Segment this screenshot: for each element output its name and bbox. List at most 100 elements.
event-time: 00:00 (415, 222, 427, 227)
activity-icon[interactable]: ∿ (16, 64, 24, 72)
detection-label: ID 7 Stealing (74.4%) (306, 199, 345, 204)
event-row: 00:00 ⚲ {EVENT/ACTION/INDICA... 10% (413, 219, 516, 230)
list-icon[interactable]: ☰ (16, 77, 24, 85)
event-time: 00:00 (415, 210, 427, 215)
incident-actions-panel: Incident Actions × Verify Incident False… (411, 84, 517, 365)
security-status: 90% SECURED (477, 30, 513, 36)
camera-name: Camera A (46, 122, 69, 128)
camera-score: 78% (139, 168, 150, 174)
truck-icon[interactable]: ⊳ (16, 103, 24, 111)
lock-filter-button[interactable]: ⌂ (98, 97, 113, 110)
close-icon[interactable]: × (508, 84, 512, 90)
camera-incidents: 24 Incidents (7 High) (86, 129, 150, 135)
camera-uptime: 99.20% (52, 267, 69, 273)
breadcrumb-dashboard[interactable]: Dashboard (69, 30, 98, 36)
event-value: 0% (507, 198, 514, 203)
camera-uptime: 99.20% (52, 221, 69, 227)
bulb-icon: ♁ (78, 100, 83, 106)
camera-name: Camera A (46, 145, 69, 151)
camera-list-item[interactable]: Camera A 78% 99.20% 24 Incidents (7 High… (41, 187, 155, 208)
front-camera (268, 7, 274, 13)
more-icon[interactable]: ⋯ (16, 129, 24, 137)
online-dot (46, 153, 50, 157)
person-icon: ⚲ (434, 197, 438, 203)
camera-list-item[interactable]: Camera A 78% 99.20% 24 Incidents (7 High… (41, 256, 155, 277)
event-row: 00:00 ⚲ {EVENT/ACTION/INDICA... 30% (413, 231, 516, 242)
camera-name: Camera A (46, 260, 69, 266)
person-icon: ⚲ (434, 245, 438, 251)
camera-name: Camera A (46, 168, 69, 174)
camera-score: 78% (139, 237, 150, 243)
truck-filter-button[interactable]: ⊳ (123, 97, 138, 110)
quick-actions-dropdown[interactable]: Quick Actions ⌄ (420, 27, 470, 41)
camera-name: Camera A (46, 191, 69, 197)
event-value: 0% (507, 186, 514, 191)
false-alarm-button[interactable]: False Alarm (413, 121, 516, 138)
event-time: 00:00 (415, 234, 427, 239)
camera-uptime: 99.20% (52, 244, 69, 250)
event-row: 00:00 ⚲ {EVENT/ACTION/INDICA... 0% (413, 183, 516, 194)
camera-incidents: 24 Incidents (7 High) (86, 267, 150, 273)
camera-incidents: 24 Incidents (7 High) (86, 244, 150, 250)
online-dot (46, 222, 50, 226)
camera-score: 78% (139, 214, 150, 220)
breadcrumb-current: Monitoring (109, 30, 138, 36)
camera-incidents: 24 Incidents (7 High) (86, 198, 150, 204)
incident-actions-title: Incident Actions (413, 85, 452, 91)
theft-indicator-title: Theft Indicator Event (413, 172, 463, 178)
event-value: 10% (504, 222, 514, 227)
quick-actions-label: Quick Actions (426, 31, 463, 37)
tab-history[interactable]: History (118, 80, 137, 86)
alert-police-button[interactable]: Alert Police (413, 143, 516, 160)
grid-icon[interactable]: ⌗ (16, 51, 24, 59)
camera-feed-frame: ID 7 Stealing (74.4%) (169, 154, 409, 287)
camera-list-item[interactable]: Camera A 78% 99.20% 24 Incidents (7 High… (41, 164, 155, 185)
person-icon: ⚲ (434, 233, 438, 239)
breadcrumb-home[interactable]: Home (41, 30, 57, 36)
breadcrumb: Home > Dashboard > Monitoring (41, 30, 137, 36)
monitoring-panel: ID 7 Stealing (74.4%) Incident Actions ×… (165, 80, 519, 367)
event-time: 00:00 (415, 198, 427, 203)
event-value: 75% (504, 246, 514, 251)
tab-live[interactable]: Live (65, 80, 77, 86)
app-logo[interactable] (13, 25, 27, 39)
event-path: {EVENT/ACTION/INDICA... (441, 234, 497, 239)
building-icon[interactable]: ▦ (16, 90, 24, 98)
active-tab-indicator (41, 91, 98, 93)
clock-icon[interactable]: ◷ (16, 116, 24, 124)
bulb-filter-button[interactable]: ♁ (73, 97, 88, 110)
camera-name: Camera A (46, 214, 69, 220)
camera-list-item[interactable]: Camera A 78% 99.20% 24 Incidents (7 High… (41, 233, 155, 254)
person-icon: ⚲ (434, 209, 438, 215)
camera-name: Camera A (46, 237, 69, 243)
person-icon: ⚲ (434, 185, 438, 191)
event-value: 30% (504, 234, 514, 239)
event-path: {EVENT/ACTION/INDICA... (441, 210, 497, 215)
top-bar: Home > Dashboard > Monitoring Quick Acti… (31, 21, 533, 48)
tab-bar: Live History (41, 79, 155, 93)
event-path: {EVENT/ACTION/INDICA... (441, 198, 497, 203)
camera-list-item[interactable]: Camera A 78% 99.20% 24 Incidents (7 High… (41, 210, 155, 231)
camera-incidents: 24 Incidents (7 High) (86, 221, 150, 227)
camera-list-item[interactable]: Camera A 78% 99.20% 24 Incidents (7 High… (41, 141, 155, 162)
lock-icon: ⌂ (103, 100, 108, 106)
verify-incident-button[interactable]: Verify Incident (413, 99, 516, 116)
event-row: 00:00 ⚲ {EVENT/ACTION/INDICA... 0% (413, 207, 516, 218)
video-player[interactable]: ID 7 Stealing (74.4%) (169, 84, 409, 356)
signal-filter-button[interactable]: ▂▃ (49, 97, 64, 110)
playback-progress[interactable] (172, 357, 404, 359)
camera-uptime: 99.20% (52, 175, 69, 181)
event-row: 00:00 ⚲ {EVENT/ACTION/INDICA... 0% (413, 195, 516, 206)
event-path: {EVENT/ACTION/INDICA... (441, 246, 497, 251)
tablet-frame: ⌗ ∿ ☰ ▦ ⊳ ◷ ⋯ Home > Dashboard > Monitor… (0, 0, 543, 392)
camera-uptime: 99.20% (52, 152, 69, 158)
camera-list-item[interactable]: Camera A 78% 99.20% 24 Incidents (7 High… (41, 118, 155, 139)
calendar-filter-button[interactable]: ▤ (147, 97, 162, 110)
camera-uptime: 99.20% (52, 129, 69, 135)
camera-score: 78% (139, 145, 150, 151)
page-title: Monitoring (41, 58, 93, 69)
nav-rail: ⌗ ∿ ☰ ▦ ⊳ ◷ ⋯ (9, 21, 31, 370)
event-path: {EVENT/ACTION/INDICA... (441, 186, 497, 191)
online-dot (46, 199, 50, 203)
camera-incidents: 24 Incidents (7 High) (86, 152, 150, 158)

···

### EXERCISE DESCRIPTION
Copy out, character for character, the lines of the entries that begin at the first line and stop after the line containing "false-alarm-button[interactable]: False Alarm", including both of those lines.

### WRITTEN SOLUTION
Segment this screenshot: for each element output its name and bbox. List at most 100 elements.
event-time: 00:00 (415, 222, 427, 227)
activity-icon[interactable]: ∿ (16, 64, 24, 72)
detection-label: ID 7 Stealing (74.4%) (306, 199, 345, 204)
event-row: 00:00 ⚲ {EVENT/ACTION/INDICA... 10% (413, 219, 516, 230)
list-icon[interactable]: ☰ (16, 77, 24, 85)
event-time: 00:00 (415, 210, 427, 215)
incident-actions-panel: Incident Actions × Verify Incident False… (411, 84, 517, 365)
security-status: 90% SECURED (477, 30, 513, 36)
camera-name: Camera A (46, 122, 69, 128)
camera-score: 78% (139, 168, 150, 174)
truck-icon[interactable]: ⊳ (16, 103, 24, 111)
lock-filter-button[interactable]: ⌂ (98, 97, 113, 110)
close-icon[interactable]: × (508, 84, 512, 90)
camera-incidents: 24 Incidents (7 High) (86, 129, 150, 135)
camera-uptime: 99.20% (52, 267, 69, 273)
breadcrumb-dashboard[interactable]: Dashboard (69, 30, 98, 36)
event-value: 0% (507, 198, 514, 203)
camera-uptime: 99.20% (52, 221, 69, 227)
bulb-icon: ♁ (78, 100, 83, 106)
camera-name: Camera A (46, 145, 69, 151)
camera-list-item[interactable]: Camera A 78% 99.20% 24 Incidents (7 High… (41, 187, 155, 208)
front-camera (268, 7, 274, 13)
more-icon[interactable]: ⋯ (16, 129, 24, 137)
online-dot (46, 153, 50, 157)
person-icon: ⚲ (434, 197, 438, 203)
camera-list-item[interactable]: Camera A 78% 99.20% 24 Incidents (7 High… (41, 256, 155, 277)
event-row: 00:00 ⚲ {EVENT/ACTION/INDICA... 30% (413, 231, 516, 242)
camera-name: Camera A (46, 260, 69, 266)
person-icon: ⚲ (434, 245, 438, 251)
camera-name: Camera A (46, 168, 69, 174)
camera-score: 78% (139, 237, 150, 243)
truck-filter-button[interactable]: ⊳ (123, 97, 138, 110)
quick-actions-dropdown[interactable]: Quick Actions ⌄ (420, 27, 470, 41)
camera-name: Camera A (46, 191, 69, 197)
event-value: 0% (507, 186, 514, 191)
false-alarm-button[interactable]: False Alarm (413, 121, 516, 138)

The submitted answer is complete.